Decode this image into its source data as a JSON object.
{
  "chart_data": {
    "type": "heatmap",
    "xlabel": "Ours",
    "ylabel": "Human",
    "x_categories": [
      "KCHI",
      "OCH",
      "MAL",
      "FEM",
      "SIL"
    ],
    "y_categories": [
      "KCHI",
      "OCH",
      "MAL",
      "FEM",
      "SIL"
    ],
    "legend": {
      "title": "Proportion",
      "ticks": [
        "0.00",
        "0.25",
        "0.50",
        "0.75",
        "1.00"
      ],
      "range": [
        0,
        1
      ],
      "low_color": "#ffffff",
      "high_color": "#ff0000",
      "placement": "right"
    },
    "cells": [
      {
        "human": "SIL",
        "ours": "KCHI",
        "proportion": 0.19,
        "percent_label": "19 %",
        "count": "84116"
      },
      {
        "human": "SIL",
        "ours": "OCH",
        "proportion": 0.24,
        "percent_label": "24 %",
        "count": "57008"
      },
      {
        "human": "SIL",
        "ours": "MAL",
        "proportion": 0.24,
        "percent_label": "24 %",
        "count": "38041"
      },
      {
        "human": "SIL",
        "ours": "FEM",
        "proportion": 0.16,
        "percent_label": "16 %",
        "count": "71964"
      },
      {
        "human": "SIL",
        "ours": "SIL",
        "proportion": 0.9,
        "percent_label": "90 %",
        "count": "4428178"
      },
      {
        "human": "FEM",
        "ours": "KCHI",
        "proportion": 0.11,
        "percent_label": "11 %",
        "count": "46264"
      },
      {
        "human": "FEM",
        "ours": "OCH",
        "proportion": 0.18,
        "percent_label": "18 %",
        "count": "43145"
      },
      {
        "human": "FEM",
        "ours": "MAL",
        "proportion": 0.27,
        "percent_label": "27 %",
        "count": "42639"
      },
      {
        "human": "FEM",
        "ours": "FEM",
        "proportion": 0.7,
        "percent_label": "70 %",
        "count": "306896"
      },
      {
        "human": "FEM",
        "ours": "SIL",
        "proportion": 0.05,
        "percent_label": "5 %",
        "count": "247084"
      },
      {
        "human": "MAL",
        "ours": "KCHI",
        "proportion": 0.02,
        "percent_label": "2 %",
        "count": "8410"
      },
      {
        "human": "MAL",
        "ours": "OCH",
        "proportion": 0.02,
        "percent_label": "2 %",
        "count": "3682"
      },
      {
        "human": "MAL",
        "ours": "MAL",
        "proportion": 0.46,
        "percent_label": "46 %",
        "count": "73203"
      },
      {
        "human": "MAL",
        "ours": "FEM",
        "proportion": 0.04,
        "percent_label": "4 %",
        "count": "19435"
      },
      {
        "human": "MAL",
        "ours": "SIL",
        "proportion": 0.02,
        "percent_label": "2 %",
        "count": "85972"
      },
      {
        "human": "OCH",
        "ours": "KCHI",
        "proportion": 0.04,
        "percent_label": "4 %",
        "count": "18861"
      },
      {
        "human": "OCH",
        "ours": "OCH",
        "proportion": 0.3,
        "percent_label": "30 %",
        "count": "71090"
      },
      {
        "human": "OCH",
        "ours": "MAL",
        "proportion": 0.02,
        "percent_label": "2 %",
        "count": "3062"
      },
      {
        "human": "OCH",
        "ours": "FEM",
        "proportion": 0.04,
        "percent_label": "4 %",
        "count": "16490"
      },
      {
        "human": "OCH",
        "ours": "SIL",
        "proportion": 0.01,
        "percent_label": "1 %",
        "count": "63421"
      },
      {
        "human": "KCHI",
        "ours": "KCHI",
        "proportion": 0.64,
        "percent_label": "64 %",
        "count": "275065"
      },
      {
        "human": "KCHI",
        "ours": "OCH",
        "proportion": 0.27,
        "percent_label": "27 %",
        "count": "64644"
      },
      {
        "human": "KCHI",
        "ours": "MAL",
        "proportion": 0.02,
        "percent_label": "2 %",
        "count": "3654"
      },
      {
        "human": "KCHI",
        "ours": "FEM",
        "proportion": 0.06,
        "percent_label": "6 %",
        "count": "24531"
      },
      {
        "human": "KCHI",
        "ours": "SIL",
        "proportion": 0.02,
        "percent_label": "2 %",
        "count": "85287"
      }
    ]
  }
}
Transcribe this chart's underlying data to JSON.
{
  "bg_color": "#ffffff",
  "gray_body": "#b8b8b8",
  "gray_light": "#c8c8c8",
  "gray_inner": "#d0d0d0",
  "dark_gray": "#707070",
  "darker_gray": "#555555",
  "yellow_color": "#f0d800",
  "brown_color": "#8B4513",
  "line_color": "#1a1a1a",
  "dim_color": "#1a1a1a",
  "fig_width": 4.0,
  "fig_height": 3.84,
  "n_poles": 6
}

★ ★ ★ ★

§ Exercise details:
Starting at the line that contains "Transcribe this chart's", write out every line to the end of the entries, exactly as given.

§ Correct result:
Transcribe this chart's underlying data to JSON.
{
  "bg_color": "#ffffff",
  "gray_body": "#b8b8b8",
  "gray_light": "#c8c8c8",
  "gray_inner": "#d0d0d0",
  "dark_gray": "#707070",
  "darker_gray": "#555555",
  "yellow_color": "#f0d800",
  "brown_color": "#8B4513",
  "line_color": "#1a1a1a",
  "dim_color": "#1a1a1a",
  "fig_width": 4.0,
  "fig_height": 3.84,
  "n_poles": 6
}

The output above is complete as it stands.